>> BEGIN Information provided
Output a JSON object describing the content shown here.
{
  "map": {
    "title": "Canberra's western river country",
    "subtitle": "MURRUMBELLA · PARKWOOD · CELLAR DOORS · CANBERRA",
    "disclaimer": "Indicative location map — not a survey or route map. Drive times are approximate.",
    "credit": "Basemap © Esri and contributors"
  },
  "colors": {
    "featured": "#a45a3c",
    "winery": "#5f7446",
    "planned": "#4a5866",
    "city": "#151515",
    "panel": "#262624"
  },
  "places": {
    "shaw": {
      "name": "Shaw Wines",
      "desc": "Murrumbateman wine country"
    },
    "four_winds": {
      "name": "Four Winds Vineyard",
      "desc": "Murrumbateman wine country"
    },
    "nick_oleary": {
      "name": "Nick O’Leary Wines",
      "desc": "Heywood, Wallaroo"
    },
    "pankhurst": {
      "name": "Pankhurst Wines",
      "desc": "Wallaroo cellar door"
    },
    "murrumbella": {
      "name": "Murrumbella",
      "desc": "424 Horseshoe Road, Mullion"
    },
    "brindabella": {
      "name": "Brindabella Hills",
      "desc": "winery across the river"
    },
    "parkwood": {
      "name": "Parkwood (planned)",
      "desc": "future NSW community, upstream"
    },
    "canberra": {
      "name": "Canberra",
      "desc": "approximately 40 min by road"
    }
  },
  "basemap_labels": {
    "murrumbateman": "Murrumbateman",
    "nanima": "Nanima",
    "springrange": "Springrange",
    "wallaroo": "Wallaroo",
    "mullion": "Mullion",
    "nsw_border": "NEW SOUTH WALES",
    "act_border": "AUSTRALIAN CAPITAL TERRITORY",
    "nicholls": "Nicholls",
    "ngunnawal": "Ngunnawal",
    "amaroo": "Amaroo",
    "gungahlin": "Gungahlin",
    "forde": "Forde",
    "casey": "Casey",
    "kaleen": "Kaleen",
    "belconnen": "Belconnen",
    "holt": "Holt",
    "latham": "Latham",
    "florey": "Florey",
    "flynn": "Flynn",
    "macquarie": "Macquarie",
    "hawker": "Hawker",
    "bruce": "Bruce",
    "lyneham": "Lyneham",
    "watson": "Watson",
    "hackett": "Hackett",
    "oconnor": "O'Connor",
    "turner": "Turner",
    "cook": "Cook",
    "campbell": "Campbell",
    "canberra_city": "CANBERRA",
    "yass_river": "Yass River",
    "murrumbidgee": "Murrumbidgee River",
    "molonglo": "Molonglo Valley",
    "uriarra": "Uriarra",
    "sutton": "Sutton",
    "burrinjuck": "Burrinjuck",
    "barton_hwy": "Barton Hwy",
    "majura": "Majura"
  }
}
>> END Information provided
To be done >> Gather every line from the listing above in which the word "planned" appears.

Written answer >>
    "planned": "#4a5866",
      "name": "Parkwood (planned)",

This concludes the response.